(Aim):
Write out every entry exactly as it stands.

A run of records
-- Start --
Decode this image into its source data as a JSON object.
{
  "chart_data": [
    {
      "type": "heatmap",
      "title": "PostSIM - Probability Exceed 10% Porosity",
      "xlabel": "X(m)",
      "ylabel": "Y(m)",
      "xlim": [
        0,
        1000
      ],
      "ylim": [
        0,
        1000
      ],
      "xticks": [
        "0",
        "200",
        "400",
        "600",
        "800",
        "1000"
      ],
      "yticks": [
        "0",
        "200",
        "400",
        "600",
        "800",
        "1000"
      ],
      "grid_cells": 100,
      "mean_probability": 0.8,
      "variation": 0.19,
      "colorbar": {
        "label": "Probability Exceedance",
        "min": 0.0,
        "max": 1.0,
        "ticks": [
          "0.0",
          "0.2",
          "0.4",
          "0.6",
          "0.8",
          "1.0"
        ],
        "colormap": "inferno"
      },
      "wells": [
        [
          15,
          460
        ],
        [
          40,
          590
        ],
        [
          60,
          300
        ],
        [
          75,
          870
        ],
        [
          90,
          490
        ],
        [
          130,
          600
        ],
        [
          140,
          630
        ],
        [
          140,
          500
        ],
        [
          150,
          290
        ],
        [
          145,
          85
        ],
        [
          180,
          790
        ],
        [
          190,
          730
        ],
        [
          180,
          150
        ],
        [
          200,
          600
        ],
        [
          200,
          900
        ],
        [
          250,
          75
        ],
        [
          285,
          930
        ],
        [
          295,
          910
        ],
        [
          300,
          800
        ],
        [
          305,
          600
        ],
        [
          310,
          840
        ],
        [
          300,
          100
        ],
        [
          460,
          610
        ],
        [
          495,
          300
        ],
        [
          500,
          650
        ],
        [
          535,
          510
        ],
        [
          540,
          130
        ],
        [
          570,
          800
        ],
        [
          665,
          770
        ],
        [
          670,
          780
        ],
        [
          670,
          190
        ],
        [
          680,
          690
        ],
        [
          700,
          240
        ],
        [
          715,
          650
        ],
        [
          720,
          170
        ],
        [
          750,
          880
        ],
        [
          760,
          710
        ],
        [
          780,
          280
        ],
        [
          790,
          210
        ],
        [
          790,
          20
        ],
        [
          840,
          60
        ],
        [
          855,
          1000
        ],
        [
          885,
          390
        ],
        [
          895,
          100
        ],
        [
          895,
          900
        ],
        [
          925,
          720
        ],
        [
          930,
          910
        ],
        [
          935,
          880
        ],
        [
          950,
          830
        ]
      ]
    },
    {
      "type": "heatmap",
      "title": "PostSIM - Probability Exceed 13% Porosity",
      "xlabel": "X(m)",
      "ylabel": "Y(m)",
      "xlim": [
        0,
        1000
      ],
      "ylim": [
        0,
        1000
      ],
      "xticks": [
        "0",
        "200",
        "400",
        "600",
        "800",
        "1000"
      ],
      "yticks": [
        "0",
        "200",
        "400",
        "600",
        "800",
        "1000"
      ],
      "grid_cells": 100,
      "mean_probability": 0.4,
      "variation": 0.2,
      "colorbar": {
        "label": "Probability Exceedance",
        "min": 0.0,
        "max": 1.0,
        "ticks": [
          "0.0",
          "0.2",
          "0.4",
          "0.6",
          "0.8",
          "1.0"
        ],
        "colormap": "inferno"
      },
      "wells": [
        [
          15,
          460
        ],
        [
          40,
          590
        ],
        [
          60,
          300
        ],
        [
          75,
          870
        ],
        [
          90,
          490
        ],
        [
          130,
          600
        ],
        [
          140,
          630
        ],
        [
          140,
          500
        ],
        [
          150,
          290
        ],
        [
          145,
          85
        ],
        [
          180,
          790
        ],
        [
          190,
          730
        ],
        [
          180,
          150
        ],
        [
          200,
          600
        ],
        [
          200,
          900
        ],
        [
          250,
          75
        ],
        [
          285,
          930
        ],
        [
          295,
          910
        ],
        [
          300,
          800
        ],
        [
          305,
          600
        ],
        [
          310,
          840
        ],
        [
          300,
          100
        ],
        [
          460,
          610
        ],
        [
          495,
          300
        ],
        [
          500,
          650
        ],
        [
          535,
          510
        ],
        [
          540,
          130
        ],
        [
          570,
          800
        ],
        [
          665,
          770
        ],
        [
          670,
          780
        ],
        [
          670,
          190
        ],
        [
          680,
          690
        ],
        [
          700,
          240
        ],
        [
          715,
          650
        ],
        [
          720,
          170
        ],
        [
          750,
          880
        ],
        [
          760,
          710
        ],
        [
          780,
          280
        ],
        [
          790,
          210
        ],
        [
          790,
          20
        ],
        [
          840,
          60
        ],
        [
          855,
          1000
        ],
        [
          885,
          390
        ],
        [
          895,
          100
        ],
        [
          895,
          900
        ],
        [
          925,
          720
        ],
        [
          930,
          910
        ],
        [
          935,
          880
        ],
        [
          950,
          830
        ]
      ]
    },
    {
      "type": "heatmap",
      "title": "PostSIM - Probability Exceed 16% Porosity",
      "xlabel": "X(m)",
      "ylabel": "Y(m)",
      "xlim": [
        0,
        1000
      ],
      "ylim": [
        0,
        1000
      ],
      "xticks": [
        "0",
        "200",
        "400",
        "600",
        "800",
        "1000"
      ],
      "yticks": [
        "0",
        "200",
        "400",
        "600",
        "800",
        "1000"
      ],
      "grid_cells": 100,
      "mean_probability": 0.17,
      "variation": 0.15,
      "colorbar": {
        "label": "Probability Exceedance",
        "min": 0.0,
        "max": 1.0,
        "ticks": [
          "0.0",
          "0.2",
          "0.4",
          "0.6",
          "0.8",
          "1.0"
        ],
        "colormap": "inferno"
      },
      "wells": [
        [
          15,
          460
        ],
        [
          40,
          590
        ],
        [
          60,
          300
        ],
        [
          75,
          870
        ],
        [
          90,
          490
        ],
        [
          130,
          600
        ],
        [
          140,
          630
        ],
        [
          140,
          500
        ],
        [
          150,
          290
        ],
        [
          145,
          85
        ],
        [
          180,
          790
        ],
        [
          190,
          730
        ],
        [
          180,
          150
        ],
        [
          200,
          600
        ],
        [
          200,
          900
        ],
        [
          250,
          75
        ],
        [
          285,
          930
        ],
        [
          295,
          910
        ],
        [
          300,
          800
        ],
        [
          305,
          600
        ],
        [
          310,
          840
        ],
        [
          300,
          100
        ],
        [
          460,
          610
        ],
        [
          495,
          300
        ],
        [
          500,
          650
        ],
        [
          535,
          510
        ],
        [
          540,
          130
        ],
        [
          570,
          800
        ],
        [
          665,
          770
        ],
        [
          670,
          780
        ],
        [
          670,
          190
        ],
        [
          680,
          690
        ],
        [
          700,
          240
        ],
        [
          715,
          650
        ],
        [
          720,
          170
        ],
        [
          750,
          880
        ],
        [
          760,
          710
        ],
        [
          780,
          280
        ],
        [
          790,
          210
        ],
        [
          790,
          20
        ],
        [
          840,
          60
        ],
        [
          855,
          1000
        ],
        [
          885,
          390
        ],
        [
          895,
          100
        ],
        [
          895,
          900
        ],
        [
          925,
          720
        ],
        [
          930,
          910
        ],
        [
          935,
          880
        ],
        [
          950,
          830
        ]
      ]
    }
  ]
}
-- End --
(Answer to the problem):
Decode this image into its source data as a JSON object.
{
  "chart_data": [
    {
      "type": "heatmap",
      "title": "PostSIM - Probability Exceed 10% Porosity",
      "xlabel": "X(m)",
      "ylabel": "Y(m)",
      "xlim": [
        0,
        1000
      ],
      "ylim": [
        0,
        1000
      ],
      "xticks": [
        "0",
        "200",
        "400",
        "600",
        "800",
        "1000"
      ],
      "yticks": [
        "0",
        "200",
        "400",
        "600",
        "800",
        "1000"
      ],
      "grid_cells": 100,
      "mean_probability": 0.8,
      "variation": 0.19,
      "colorbar": {
        "label": "Probability Exceedance",
        "min": 0.0,
        "max": 1.0,
        "ticks": [
          "0.0",
          "0.2",
          "0.4",
          "0.6",
          "0.8",
          "1.0"
        ],
        "colormap": "inferno"
      },
      "wells": [
        [
          15,
          460
        ],
        [
          40,
          590
        ],
        [
          60,
          300
        ],
        [
          75,
          870
        ],
        [
          90,
          490
        ],
        [
          130,
          600
        ],
        [
          140,
          630
        ],
        [
          140,
          500
        ],
        [
          150,
          290
        ],
        [
          145,
          85
        ],
        [
          180,
          790
        ],
        [
          190,
          730
        ],
        [
          180,
          150
        ],
        [
          200,
          600
        ],
        [
          200,
          900
        ],
        [
          250,
          75
        ],
        [
          285,
          930
        ],
        [
          295,
          910
        ],
        [
          300,
          800
        ],
        [
          305,
          600
        ],
        [
          310,
          840
        ],
        [
          300,
          100
        ],
        [
          460,
          610
        ],
        [
          495,
          300
        ],
        [
          500,
          650
        ],
        [
          535,
          510
        ],
        [
          540,
          130
        ],
        [
          570,
          800
        ],
        [
          665,
          770
        ],
        [
          670,
          780
        ],
        [
          670,
          190
        ],
        [
          680,
          690
        ],
        [
          700,
          240
        ],
        [
          715,
          650
        ],
        [
          720,
          170
        ],
        [
          750,
          880
        ],
        [
          760,
          710
        ],
        [
          780,
          280
        ],
        [
          790,
          210
        ],
        [
          790,
          20
        ],
        [
          840,
          60
        ],
        [
          855,
          1000
        ],
        [
          885,
          390
        ],
        [
          895,
          100
        ],
        [
          895,
          900
        ],
        [
          925,
          720
        ],
        [
          930,
          910
        ],
        [
          935,
          880
        ],
        [
          950,
          830
        ]
      ]
    },
    {
      "type": "heatmap",
      "title": "PostSIM - Probability Exceed 13% Porosity",
      "xlabel": "X(m)",
      "ylabel": "Y(m)",
      "xlim": [
        0,
        1000
      ],
      "ylim": [
        0,
        1000
      ],
      "xticks": [
        "0",
        "200",
        "400",
        "600",
        "800",
        "1000"
      ],
      "yticks": [
        "0",
        "200",
        "400",
        "600",
        "800",
        "1000"
      ],
      "grid_cells": 100,
      "mean_probability": 0.4,
      "variation": 0.2,
      "colorbar": {
        "label": "Probability Exceedance",
        "min": 0.0,
        "max": 1.0,
        "ticks": [
          "0.0",
          "0.2",
          "0.4",
          "0.6",
          "0.8",
          "1.0"
        ],
        "colormap": "inferno"
      },
      "wells": [
        [
          15,
          460
        ],
        [
          40,
          590
        ],
        [
          60,
          300
        ],
        [
          75,
          870
        ],
        [
          90,
          490
        ],
        [
          130,
          600
        ],
        [
          140,
          630
        ],
        [
          140,
          500
        ],
        [
          150,
          290
        ],
        [
          145,
          85
        ],
        [
          180,
          790
        ],
        [
          190,
          730
        ],
        [
          180,
          150
        ],
        [
          200,
          600
        ],
        [
          200,
          900
        ],
        [
          250,
          75
        ],
        [
          285,
          930
        ],
        [
          295,
          910
        ],
        [
          300,
          800
        ],
        [
          305,
          600
        ],
        [
          310,
          840
        ],
        [
          300,
          100
        ],
        [
          460,
          610
        ],
        [
          495,
          300
        ],
        [
          500,
          650
        ],
        [
          535,
          510
        ],
        [
          540,
          130
        ],
        [
          570,
          800
        ],
        [
          665,
          770
        ],
        [
          670,
          780
        ],
        [
          670,
          190
        ],
        [
          680,
          690
        ],
        [
          700,
          240
        ],
        [
          715,
          650
        ],
        [
          720,
          170
        ],
        [
          750,
          880
        ],
        [
          760,
          710
        ],
        [
          780,
          280
        ],
        [
          790,
          210
        ],
        [
          790,
          20
        ],
        [
          840,
          60
        ],
        [
          855,
          1000
        ],
        [
          885,
          390
        ],
        [
          895,
          100
        ],
        [
          895,
          900
        ],
        [
          925,
          720
        ],
        [
          930,
          910
        ],
        [
          935,
          880
        ],
        [
          950,
          830
        ]
      ]
    },
    {
      "type": "heatmap",
      "title": "PostSIM - Probability Exceed 16% Porosity",
      "xlabel": "X(m)",
      "ylabel": "Y(m)",
      "xlim": [
        0,
        1000
      ],
      "ylim": [
        0,
        1000
      ],
      "xticks": [
        "0",
        "200",
        "400",
        "600",
        "800",
        "1000"
      ],
      "yticks": [
        "0",
        "200",
        "400",
        "600",
        "800",
        "1000"
      ],
      "grid_cells": 100,
      "mean_probability": 0.17,
      "variation": 0.15,
      "colorbar": {
        "label": "Probability Exceedance",
        "min": 0.0,
        "max": 1.0,
        "ticks": [
          "0.0",
          "0.2",
          "0.4",
          "0.6",
          "0.8",
          "1.0"
        ],
        "colormap": "inferno"
      },
      "wells": [
        [
          15,
          460
        ],
        [
          40,
          590
        ],
        [
          60,
          300
        ],
        [
          75,
          870
        ],
        [
          90,
          490
        ],
        [
          130,
          600
        ],
        [
          140,
          630
        ],
        [
          140,
          500
        ],
        [
          150,
          290
        ],
        [
          145,
          85
        ],
        [
          180,
          790
        ],
        [
          190,
          730
        ],
        [
          180,
          150
        ],
        [
          200,
          600
        ],
        [
          200,
          900
        ],
        [
          250,
          75
        ],
        [
          285,
          930
        ],
        [
          295,
          910
        ],
        [
          300,
          800
        ],
        [
          305,
          600
        ],
        [
          310,
          840
        ],
        [
          300,
          100
        ],
        [
          460,
          610
        ],
        [
          495,
          300
        ],
        [
          500,
          650
        ],
        [
          535,
          510
        ],
        [
          540,
          130
        ],
        [
          570,
          800
        ],
        [
          665,
          770
        ],
        [
          670,
          780
        ],
        [
          670,
          190
        ],
        [
          680,
          690
        ],
        [
          700,
          240
        ],
        [
          715,
          650
        ],
        [
          720,
          170
        ],
        [
          750,
          880
        ],
        [
          760,
          710
        ],
        [
          780,
          280
        ],
        [
          790,
          210
        ],
        [
          790,
          20
        ],
        [
          840,
          60
        ],
        [
          855,
          1000
        ],
        [
          885,
          390
        ],
        [
          895,
          100
        ],
        [
          895,
          900
        ],
        [
          925,
          720
        ],
        [
          930,
          910
        ],
        [
          935,
          880
        ],
        [
          950,
          830
        ]
      ]
    }
  ]
}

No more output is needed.